EXERCISE DATA:
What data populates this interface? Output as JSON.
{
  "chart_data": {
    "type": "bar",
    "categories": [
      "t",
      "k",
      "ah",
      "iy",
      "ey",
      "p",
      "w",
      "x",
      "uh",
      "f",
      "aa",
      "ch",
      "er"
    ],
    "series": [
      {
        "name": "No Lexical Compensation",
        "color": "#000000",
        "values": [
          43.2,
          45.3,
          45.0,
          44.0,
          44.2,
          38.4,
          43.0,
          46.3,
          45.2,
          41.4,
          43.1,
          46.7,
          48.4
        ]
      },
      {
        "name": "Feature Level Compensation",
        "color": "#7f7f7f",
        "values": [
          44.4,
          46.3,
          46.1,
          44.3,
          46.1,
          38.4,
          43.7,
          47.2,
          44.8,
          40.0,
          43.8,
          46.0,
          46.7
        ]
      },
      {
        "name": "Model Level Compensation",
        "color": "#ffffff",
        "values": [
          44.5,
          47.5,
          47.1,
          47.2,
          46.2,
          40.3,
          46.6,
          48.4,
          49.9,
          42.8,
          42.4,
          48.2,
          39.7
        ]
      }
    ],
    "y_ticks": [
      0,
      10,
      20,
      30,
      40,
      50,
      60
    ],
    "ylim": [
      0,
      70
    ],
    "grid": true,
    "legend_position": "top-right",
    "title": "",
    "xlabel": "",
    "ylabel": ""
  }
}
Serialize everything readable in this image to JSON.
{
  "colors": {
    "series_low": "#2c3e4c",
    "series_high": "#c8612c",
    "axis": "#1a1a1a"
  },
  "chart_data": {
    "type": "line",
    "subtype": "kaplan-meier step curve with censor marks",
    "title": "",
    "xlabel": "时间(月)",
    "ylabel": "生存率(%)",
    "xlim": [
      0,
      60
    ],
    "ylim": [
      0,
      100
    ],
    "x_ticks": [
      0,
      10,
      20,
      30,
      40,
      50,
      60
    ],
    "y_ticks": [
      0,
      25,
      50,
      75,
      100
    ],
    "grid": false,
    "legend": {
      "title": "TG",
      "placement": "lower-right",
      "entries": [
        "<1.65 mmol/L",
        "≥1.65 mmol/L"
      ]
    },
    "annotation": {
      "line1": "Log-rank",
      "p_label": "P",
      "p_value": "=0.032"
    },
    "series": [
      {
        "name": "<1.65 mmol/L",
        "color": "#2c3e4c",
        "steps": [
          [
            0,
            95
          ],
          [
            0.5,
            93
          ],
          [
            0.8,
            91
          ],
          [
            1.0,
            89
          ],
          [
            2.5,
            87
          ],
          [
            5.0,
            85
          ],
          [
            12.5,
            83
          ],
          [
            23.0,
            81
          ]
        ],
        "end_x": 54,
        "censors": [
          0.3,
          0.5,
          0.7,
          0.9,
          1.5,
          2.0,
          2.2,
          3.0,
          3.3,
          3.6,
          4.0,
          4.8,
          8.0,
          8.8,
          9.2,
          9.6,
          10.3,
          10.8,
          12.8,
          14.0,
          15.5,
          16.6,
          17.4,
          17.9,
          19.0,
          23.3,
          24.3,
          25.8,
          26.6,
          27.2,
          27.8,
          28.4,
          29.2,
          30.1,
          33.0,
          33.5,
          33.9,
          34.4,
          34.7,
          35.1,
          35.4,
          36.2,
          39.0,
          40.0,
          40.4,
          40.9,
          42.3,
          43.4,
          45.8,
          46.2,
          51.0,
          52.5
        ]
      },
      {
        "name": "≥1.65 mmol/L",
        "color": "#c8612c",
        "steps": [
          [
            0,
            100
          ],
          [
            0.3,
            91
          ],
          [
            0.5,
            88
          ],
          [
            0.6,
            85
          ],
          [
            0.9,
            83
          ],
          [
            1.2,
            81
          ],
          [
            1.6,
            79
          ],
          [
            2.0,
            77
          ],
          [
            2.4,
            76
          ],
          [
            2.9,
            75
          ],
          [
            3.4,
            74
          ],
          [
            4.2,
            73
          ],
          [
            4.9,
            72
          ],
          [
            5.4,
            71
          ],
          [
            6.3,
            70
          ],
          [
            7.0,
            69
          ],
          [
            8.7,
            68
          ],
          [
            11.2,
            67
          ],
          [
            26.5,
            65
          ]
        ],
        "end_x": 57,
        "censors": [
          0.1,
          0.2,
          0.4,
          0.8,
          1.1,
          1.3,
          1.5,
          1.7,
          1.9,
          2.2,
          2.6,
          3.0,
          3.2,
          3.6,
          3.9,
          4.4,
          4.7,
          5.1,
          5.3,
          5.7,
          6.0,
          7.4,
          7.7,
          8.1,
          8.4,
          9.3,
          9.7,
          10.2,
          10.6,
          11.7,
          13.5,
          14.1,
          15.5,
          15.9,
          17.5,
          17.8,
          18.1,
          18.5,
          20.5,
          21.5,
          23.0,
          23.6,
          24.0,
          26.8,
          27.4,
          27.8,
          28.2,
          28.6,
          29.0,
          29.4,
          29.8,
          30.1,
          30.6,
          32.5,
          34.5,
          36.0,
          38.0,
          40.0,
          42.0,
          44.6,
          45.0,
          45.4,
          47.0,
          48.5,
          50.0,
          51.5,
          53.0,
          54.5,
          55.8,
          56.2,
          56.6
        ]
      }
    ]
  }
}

PROBLEM:
Check every line of the data, and copy the ones that contain "JSON".

RESPONSE:
What data populates this interface? Output as JSON.
Serialize everything readable in this image to JSON.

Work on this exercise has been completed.